*Description of the task:*
Give a count of the lines below that have the string "this" in them, with no other words.

-.-.-

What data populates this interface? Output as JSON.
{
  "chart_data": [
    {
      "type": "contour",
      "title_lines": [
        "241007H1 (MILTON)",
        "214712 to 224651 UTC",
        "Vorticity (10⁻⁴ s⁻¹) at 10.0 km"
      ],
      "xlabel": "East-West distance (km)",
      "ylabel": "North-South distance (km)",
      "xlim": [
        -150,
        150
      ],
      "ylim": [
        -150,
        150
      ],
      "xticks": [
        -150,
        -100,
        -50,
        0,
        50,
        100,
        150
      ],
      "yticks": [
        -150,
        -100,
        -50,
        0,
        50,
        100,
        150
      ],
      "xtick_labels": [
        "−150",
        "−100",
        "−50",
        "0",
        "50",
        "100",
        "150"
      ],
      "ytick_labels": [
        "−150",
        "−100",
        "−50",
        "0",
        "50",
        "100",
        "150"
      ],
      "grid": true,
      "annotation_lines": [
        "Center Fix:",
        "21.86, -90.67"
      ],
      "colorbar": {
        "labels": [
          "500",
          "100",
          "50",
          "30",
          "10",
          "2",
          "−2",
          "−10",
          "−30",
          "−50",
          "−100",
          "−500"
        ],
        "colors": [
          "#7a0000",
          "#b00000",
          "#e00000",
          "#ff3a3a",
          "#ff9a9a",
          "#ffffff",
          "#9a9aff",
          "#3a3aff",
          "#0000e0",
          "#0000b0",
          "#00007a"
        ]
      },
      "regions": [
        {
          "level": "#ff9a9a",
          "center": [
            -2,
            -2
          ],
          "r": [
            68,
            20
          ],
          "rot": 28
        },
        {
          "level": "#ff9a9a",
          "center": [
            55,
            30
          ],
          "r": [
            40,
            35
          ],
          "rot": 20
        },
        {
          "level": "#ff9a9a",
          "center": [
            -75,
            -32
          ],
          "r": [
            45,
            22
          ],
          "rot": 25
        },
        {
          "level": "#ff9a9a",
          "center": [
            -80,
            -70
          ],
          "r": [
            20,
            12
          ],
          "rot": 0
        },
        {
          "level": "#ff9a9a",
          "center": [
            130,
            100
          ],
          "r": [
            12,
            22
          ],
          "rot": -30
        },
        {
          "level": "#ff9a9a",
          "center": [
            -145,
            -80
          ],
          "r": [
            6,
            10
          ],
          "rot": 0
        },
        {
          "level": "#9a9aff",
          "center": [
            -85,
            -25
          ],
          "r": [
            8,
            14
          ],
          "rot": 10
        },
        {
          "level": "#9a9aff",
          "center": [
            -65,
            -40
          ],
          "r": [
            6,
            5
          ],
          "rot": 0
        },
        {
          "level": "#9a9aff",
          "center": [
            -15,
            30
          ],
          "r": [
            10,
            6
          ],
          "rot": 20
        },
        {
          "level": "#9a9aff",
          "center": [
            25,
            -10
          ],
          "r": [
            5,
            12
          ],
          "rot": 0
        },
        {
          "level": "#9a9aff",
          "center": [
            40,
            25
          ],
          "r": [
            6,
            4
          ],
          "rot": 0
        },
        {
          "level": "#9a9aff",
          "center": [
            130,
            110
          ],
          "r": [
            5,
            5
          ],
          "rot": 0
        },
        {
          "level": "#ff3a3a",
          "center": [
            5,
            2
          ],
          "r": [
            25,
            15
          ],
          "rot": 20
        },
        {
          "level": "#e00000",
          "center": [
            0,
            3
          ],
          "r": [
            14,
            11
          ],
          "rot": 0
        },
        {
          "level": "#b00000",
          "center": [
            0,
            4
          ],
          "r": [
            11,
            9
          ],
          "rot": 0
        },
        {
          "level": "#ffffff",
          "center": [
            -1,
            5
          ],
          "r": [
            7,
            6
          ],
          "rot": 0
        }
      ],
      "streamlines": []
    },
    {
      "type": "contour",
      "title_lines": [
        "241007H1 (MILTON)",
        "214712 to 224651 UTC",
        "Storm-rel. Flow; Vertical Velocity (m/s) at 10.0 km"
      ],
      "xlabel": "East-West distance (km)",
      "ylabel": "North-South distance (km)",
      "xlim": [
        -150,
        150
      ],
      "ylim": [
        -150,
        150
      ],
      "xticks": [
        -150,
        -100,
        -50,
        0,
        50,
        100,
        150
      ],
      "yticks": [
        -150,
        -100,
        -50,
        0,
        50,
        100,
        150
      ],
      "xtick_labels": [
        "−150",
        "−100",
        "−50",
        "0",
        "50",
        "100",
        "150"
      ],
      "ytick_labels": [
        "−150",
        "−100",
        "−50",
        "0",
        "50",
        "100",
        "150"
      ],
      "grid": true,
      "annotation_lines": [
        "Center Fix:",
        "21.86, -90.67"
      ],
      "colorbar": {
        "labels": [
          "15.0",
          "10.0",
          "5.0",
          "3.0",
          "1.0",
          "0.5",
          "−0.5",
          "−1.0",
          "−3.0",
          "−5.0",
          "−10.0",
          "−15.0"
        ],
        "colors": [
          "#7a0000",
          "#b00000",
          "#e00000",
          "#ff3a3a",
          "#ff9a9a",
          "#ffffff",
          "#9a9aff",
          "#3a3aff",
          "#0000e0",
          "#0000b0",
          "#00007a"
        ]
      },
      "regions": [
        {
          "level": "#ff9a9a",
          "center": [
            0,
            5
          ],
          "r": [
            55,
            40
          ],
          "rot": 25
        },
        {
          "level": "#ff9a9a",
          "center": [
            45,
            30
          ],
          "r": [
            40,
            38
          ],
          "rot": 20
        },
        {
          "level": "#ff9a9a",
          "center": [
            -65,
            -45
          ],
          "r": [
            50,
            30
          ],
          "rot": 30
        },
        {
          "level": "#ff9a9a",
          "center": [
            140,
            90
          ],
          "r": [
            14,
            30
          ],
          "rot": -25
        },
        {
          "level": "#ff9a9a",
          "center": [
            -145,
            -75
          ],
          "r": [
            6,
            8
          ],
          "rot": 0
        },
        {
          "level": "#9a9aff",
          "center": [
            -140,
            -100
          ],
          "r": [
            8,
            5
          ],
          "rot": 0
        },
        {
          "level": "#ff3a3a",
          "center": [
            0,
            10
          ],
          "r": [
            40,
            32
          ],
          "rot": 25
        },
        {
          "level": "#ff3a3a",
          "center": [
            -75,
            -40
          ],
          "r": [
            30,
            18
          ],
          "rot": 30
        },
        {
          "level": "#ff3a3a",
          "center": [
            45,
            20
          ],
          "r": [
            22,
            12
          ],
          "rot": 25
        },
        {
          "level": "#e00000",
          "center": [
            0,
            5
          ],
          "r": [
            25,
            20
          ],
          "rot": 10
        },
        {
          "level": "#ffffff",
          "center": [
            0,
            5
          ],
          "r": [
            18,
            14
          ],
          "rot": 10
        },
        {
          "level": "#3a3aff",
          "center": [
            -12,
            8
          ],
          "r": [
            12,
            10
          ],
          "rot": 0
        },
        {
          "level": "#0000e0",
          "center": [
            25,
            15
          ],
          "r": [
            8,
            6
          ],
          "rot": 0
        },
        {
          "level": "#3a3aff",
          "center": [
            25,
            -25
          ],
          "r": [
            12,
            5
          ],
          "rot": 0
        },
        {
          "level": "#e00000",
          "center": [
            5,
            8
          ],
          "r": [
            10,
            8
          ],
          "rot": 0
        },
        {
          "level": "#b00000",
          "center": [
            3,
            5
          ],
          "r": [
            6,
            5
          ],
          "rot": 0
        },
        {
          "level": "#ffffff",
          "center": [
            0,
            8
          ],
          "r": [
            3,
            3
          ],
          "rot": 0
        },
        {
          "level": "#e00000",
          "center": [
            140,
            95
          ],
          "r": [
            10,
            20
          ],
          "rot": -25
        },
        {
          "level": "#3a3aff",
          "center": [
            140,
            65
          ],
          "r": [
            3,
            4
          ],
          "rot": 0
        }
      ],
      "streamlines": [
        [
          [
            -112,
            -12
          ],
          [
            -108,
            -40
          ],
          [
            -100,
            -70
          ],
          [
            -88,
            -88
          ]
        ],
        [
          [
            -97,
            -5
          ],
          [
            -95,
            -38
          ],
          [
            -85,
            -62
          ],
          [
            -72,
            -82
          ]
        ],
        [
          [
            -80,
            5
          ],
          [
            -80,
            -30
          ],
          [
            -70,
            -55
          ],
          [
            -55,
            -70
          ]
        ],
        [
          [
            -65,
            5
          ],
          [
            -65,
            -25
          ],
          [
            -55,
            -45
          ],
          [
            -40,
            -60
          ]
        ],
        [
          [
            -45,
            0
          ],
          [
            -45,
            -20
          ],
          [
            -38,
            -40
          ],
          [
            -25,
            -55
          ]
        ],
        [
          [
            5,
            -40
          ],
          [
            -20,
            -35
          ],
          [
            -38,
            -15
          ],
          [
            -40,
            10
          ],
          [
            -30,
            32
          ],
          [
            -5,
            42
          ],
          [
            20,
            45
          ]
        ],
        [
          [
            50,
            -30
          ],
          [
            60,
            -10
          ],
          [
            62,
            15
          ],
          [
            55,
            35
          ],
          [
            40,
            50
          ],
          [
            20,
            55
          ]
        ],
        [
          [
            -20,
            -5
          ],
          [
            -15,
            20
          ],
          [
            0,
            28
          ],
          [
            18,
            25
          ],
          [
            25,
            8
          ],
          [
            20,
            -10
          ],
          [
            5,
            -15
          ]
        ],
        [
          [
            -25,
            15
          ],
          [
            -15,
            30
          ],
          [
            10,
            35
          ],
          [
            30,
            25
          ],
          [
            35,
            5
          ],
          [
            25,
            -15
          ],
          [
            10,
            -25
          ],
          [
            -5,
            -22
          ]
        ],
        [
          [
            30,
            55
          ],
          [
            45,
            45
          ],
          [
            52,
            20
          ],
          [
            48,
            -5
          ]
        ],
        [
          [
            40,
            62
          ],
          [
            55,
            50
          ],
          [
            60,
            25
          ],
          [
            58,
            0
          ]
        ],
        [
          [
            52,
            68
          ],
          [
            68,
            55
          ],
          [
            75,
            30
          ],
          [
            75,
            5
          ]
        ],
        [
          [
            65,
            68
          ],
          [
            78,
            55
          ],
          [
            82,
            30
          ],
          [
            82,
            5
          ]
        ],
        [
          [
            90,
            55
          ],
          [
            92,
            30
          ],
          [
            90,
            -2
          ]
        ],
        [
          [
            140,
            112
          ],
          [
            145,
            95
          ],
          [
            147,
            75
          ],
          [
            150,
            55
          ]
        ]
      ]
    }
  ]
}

-.-.-

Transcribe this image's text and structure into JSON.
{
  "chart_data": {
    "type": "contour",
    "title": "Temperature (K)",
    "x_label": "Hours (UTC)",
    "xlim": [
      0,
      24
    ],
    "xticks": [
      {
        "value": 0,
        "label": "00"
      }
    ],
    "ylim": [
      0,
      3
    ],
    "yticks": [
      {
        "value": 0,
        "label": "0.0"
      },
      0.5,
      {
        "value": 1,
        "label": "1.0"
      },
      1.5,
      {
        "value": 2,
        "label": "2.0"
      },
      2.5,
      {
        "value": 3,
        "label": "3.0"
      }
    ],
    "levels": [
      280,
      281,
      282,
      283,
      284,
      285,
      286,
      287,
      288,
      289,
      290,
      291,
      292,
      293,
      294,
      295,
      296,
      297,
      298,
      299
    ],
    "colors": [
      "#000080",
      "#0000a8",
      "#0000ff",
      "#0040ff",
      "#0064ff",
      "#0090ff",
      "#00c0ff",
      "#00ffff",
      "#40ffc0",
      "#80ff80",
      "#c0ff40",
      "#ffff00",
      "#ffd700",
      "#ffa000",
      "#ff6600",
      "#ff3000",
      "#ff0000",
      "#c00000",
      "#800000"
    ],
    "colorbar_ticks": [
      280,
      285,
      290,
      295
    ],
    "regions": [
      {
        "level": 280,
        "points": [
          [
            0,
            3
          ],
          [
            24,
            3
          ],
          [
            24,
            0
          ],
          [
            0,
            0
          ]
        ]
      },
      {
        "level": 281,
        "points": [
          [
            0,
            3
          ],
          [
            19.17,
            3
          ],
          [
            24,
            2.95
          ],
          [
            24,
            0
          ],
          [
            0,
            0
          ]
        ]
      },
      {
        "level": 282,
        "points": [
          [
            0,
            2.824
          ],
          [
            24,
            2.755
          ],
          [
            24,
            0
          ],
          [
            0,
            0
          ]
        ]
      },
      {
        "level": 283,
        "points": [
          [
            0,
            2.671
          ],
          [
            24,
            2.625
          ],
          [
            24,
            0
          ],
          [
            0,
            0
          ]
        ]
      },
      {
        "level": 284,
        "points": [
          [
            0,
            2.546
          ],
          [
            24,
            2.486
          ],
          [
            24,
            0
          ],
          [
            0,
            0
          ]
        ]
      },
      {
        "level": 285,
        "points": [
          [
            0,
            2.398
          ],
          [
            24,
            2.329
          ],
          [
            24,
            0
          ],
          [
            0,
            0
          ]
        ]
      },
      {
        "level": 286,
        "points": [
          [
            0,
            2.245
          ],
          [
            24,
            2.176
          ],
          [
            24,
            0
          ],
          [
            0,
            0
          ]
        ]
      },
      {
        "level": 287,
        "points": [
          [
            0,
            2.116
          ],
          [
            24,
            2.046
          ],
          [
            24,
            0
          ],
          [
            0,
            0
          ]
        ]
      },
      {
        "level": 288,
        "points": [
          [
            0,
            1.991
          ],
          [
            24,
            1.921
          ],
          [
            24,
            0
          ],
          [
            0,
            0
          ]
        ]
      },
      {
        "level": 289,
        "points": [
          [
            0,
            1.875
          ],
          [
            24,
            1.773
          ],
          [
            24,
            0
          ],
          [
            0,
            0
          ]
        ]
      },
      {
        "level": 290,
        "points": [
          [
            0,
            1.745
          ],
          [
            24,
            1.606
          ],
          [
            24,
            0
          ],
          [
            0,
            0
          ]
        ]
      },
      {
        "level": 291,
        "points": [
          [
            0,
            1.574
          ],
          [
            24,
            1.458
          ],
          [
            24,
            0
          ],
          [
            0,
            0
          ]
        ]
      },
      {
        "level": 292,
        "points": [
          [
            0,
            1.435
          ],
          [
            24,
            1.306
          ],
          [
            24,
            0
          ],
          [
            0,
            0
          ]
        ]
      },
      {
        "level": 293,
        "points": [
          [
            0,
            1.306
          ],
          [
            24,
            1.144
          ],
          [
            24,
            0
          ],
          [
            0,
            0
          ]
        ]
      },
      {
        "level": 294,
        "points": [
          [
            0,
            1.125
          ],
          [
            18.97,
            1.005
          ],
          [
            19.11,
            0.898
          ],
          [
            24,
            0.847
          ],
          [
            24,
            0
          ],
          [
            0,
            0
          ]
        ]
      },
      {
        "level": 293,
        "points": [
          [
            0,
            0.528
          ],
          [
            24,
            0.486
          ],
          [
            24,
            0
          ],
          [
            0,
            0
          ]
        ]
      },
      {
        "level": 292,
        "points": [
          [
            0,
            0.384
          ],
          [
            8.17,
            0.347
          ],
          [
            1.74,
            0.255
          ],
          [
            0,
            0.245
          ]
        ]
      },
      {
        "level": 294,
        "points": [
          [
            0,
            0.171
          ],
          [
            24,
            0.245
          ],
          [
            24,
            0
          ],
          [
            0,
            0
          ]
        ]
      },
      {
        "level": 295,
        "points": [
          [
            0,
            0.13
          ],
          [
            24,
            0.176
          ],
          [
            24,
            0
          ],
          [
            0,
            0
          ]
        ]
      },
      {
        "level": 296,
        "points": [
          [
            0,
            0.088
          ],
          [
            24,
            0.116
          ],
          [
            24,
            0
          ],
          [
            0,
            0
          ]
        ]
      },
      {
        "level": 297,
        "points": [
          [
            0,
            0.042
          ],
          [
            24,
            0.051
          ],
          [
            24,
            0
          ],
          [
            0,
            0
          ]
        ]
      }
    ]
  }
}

-.-.-

*Exercise output:*
2